Exercise directions:
In your copy, leave out the pictures and repeat the entries below exactly.

Task data:
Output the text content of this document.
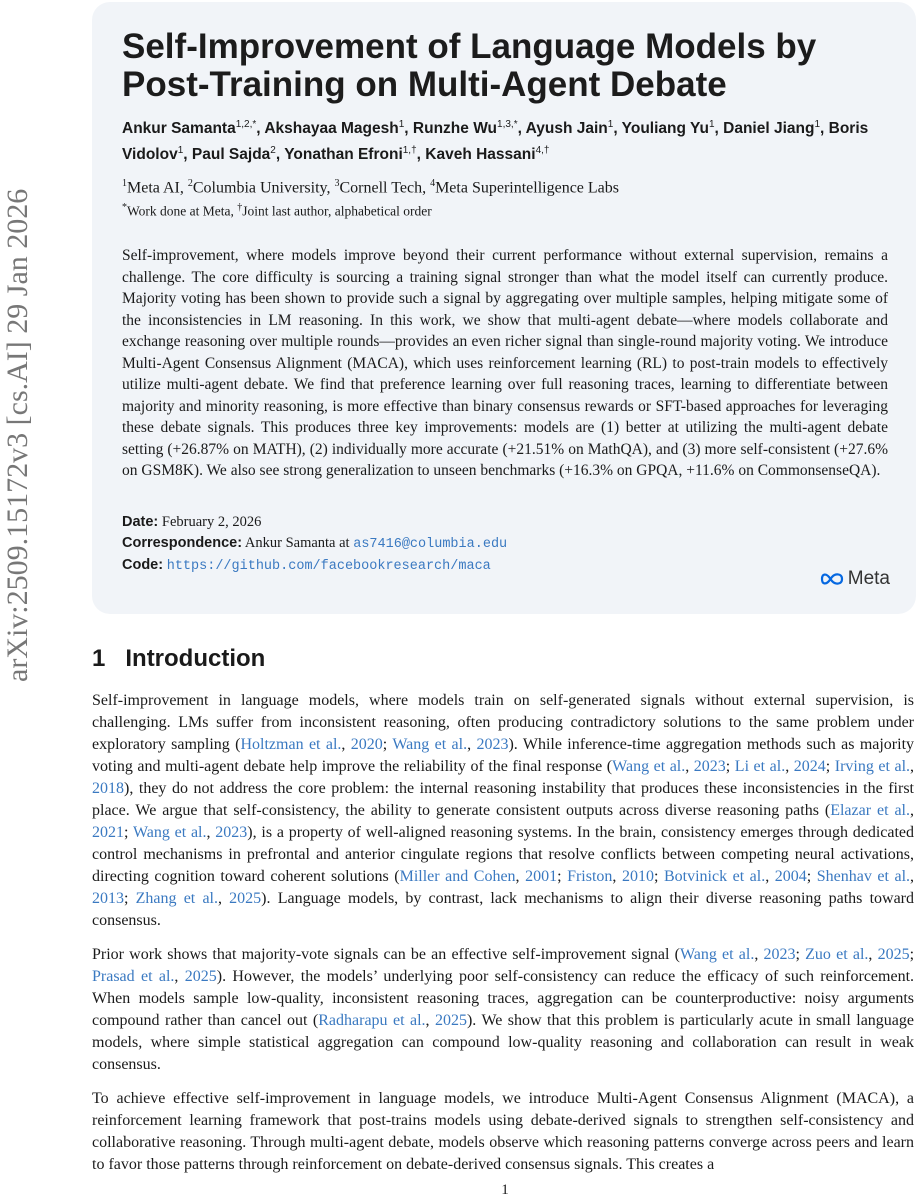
arXiv:2509.15172v3 [cs.AI] 29 Jan 2026
Self-Improvement of Language Models by Post-Training on Multi-Agent Debate

Ankur Samanta$^{1,2,*}$, Akshayaa Magesh$^1$, Runzhe $Wu^{1,3,*}$, Ayush Jain$^1$, Youliang Yu$^1$, Daniel Jiang$^1$, Boris Vidolov$^1$, Paul Sajda$^2$, Yonathan Efroni$^{1,\dagger}$, Kaveh Hassani$^{4,\dagger}$

$^1$Meta AI, $^2$Columbia University, $^3$Cornell Tech, $^4$Meta Superintelligence Labs
*Work done at Meta, †Joint last author, alphabetical order

Self-improvement, where models improve beyond their current performance without external supervision, remains a challenge. The core difficulty is sourcing a training signal stronger than what the model itself can currently produce. Majority voting has been shown to provide such a signal by aggregating over multiple samples, helping mitigate some of the inconsistencies in LM reasoning. In this work, we show that multi-agent debate—where models collaborate and exchange reasoning over multiple rounds—provides an even richer signal than single-round majority voting. We introduce Multi-Agent Consensus Alignment (MACA), which uses reinforcement learning (RL) to post-train models to effectively utilize multi-agent debate. We find that preference learning over full reasoning traces, learning to differentiate between majority and minority reasoning, is more effective than binary consensus rewards or SFT-based approaches for leveraging these debate signals. This produces three key improvements: models are (1) better at utilizing the multi-agent debate setting (+26.87% on MATH), (2) individually more accurate (+21.51% on MathQA), and (3) more self-consistent (+27.6% on GSM8K). We also see strong generalization to unseen benchmarks (+16.3% on GPQA, +11.6% on CommonsenseQA).

Date: February 2, 2026
Correspondence: Ankur Samanta at as7416@columbia.edu
Code: https://github.com/facebookresearch/maca
Meta
1 Introduction

Self-improvement in language models, where models train on self-generated signals without external supervision, is challenging. LMs suffer from inconsistent reasoning, often producing contradictory solutions to the same problem under exploratory sampling (Holtzman et al., 2020; Wang et al., 2023). While inference-time aggregation methods such as majority voting and multi-agent debate help improve the reliability of the final response (Wang et al., 2023; Li et al., 2024; Irving et al., 2018), they do not address the core problem: the internal reasoning instability that produces these inconsistencies in the first place. We argue that self-consistency, the ability to generate consistent outputs across diverse reasoning paths (Elazar et al., 2021; Wang et al., 2023), is a property of well-aligned reasoning systems. In the brain, consistency emerges through dedicated control mechanisms in prefrontal and anterior cingulate regions that resolve conflicts between competing neural activations, directing cognition toward coherent solutions (Miller and Cohen, 2001; Friston, 2010; Botvinick et al., 2004; Shenhav et al., 2013; Zhang et al., 2025). Language models, by contrast, lack mechanisms to align their diverse reasoning paths toward consensus.

Prior work shows that majority-vote signals can be an effective self-improvement signal (Wang et al., 2023; Zuo et al., 2025; Prasad et al., 2025). However, the models’ underlying poor self-consistency can reduce the efficacy of such reinforcement. When models sample low-quality, inconsistent reasoning traces, aggregation can be counterproductive: noisy arguments compound rather than cancel out (Radharapu et al., 2025). We show that this problem is particularly acute in small language models, where simple statistical aggregation can compound low-quality reasoning and collaboration can result in weak consensus.

To achieve effective self-improvement in language models, we introduce Multi-Agent Consensus Alignment (MACA), a reinforcement learning framework that post-trains models using debate-derived signals to strengthen self-consistency and collaborative reasoning. Through multi-agent debate, models observe which reasoning patterns converge across peers and learn to favor those patterns through reinforcement on debate-derived consensus signals. This creates a

1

Output:
Output the text content of this document.
arXiv:2509.15172v3 [cs.AI] 29 Jan 2026
Self-Improvement of Language Models by Post-Training on Multi-Agent Debate

Ankur Samanta$^{1,2,*}$, Akshayaa Magesh$^1$, Runzhe $Wu^{1,3,*}$, Ayush Jain$^1$, Youliang Yu$^1$, Daniel Jiang$^1$, Boris Vidolov$^1$, Paul Sajda$^2$, Yonathan Efroni$^{1,\dagger}$, Kaveh Hassani$^{4,\dagger}$

$^1$Meta AI, $^2$Columbia University, $^3$Cornell Tech, $^4$Meta Superintelligence Labs
*Work done at Meta, †Joint last author, alphabetical order

Self-improvement, where models improve beyond their current performance without external supervision, remains a challenge. The core difficulty is sourcing a training signal stronger than what the model itself can currently produce. Majority voting has been shown to provide such a signal by aggregating over multiple samples, helping mitigate some of the inconsistencies in LM reasoning. In this work, we show that multi-agent debate—where models collaborate and exchange reasoning over multiple rounds—provides an even richer signal than single-round majority voting. We introduce Multi-Agent Consensus Alignment (MACA), which uses reinforcement learning (RL) to post-train models to effectively utilize multi-agent debate. We find that preference learning over full reasoning traces, learning to differentiate between majority and minority reasoning, is more effective than binary consensus rewards or SFT-based approaches for leveraging these debate signals. This produces three key improvements: models are (1) better at utilizing the multi-agent debate setting (+26.87% on MATH), (2) individually more accurate (+21.51% on MathQA), and (3) more self-consistent (+27.6% on GSM8K). We also see strong generalization to unseen benchmarks (+16.3% on GPQA, +11.6% on CommonsenseQA).

Date: February 2, 2026
Correspondence: Ankur Samanta at as7416@columbia.edu
Code: https://github.com/facebookresearch/maca
Meta
1 Introduction

Self-improvement in language models, where models train on self-generated signals without external supervision, is challenging. LMs suffer from inconsistent reasoning, often producing contradictory solutions to the same problem under exploratory sampling (Holtzman et al., 2020; Wang et al., 2023). While inference-time aggregation methods such as majority voting and multi-agent debate help improve the reliability of the final response (Wang et al., 2023; Li et al., 2024; Irving et al., 2018), they do not address the core problem: the internal reasoning instability that produces these inconsistencies in the first place. We argue that self-consistency, the ability to generate consistent outputs across diverse reasoning paths (Elazar et al., 2021; Wang et al., 2023), is a property of well-aligned reasoning systems. In the brain, consistency emerges through dedicated control mechanisms in prefrontal and anterior cingulate regions that resolve conflicts between competing neural activations, directing cognition toward coherent solutions (Miller and Cohen, 2001; Friston, 2010; Botvinick et al., 2004; Shenhav et al., 2013; Zhang et al., 2025). Language models, by contrast, lack mechanisms to align their diverse reasoning paths toward consensus.

Prior work shows that majority-vote signals can be an effective self-improvement signal (Wang et al., 2023; Zuo et al., 2025; Prasad et al., 2025). However, the models’ underlying poor self-consistency can reduce the efficacy of such reinforcement. When models sample low-quality, inconsistent reasoning traces, aggregation can be counterproductive: noisy arguments compound rather than cancel out (Radharapu et al., 2025). We show that this problem is particularly acute in small language models, where simple statistical aggregation can compound low-quality reasoning and collaboration can result in weak consensus.

To achieve effective self-improvement in language models, we introduce Multi-Agent Consensus Alignment (MACA), a reinforcement learning framework that post-trains models using debate-derived signals to strengthen self-consistency and collaborative reasoning. Through multi-agent debate, models observe which reasoning patterns converge across peers and learn to favor those patterns through reinforcement on debate-derived consensus signals. This creates a

1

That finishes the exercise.